* _WORK REQUIRED_
Find the line containing "Output a JSON", then output it and every line after it through the end of the listing below, exactly as written.

* Begin DATASET *

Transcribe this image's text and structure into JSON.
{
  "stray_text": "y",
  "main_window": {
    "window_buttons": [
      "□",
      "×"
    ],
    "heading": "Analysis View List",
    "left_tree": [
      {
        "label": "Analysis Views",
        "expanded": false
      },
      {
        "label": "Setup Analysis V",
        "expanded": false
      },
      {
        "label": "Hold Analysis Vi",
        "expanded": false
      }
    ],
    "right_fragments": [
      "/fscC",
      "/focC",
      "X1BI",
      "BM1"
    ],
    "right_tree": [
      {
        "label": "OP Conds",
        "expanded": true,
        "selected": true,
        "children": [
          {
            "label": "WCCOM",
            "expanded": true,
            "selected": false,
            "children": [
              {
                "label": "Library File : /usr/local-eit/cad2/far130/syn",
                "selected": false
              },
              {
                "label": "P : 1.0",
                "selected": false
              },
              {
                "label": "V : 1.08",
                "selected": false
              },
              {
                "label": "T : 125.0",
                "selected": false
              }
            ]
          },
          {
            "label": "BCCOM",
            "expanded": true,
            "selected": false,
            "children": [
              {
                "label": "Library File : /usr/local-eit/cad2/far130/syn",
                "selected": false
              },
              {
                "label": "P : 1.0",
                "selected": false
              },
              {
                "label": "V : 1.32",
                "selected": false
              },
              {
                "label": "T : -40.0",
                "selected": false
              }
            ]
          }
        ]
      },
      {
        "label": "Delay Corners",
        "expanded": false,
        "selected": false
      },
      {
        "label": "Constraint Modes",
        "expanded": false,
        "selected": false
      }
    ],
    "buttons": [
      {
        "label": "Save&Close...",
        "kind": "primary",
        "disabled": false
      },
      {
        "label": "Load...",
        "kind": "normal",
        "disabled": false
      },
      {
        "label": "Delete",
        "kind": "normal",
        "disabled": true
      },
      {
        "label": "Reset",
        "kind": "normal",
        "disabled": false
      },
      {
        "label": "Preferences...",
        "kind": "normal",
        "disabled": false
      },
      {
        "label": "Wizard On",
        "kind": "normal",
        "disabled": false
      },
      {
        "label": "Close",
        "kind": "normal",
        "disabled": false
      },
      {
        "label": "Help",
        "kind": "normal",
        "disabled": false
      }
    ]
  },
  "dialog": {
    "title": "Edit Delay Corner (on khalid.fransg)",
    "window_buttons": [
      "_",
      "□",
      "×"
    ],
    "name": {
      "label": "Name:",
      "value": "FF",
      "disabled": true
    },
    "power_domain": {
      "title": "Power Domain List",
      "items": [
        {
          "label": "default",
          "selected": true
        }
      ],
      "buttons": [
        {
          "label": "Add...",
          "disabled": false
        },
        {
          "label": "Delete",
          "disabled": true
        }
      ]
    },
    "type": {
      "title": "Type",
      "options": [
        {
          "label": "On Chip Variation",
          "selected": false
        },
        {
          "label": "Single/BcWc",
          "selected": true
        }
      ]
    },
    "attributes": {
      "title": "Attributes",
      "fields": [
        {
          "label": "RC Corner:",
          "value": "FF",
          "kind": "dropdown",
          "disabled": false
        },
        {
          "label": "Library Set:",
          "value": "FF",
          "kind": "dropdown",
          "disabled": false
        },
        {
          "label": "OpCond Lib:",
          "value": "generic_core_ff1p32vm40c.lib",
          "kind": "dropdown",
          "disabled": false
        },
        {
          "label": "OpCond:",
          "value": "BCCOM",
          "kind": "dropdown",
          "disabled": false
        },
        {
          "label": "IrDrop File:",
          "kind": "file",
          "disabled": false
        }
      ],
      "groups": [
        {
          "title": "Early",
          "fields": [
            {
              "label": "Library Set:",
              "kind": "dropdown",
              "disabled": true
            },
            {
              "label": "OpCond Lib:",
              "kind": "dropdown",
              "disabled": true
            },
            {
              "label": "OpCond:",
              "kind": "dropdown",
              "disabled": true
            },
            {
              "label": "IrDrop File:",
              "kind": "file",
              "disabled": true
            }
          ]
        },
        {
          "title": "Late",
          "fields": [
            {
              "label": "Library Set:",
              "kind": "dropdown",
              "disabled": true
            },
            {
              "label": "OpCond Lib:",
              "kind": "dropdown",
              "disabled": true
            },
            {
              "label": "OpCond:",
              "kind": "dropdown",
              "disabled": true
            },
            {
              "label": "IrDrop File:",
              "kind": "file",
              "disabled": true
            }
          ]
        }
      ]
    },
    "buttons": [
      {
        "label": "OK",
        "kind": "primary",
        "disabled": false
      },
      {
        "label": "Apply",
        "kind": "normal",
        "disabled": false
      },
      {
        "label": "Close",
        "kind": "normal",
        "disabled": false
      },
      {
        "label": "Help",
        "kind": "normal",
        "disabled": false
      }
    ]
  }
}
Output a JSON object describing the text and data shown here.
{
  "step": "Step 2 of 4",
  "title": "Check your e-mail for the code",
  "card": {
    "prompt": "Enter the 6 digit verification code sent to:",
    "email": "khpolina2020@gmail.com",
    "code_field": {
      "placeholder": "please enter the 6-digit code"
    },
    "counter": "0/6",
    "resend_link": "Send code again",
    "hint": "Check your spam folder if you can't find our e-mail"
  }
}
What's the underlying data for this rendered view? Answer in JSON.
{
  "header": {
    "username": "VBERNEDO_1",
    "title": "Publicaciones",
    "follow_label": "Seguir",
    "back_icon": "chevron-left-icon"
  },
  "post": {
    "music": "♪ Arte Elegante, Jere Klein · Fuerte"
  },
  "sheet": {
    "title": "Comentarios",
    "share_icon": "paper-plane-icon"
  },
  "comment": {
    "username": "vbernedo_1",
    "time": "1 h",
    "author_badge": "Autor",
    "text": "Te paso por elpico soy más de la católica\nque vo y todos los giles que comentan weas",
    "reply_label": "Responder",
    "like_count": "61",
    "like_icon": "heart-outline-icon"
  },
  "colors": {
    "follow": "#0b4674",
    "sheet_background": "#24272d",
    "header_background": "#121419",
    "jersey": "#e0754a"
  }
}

* End DATASET *

* _OUTPUT_
Output a JSON object describing the text and data shown here.
{
  "step": "Step 2 of 4",
  "title": "Check your e-mail for the code",
  "card": {
    "prompt": "Enter the 6 digit verification code sent to:",
    "email": "khpolina2020@gmail.com",
    "code_field": {
      "placeholder": "please enter the 6-digit code"
    },
    "counter": "0/6",
    "resend_link": "Send code again",
    "hint": "Check your spam folder if you can't find our e-mail"
  }
}
What's the underlying data for this rendered view? Answer in JSON.
{
  "header": {
    "username": "VBERNEDO_1",
    "title": "Publicaciones",
    "follow_label": "Seguir",
    "back_icon": "chevron-left-icon"
  },
  "post": {
    "music": "♪ Arte Elegante, Jere Klein · Fuerte"
  },
  "sheet": {
    "title": "Comentarios",
    "share_icon": "paper-plane-icon"
  },
  "comment": {
    "username": "vbernedo_1",
    "time": "1 h",
    "author_badge": "Autor",
    "text": "Te paso por elpico soy más de la católica\nque vo y todos los giles que comentan weas",
    "reply_label": "Responder",
    "like_count": "61",
    "like_icon": "heart-outline-icon"
  },
  "colors": {
    "follow": "#0b4674",
    "sheet_background": "#24272d",
    "header_background": "#121419",
    "jersey": "#e0754a"
  }
}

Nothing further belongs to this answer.